Problem description
Copy every line that contains the string "this" from the entries below.

((

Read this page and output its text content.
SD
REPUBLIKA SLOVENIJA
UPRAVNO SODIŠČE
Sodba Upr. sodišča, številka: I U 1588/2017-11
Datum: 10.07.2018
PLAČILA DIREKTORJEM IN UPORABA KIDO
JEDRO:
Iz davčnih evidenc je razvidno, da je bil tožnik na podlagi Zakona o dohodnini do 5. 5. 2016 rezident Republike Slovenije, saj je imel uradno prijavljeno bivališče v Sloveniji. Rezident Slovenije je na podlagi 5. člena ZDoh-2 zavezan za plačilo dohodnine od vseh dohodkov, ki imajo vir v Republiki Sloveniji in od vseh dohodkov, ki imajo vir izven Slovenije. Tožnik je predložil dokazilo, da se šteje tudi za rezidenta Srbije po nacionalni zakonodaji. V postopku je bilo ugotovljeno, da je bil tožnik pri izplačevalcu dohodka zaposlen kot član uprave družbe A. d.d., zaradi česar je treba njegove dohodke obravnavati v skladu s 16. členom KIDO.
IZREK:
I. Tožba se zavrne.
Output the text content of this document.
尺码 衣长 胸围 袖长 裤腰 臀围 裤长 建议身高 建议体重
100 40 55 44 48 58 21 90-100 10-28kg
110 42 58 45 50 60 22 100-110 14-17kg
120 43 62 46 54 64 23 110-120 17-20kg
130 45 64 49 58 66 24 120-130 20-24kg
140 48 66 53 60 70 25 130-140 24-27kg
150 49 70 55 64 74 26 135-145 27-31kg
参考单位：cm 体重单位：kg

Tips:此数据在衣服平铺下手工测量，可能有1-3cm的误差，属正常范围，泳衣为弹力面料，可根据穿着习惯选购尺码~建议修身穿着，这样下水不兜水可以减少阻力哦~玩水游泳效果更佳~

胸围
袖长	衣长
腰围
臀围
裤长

))

The reply
Read this page and output its text content.
Output the text content of this document.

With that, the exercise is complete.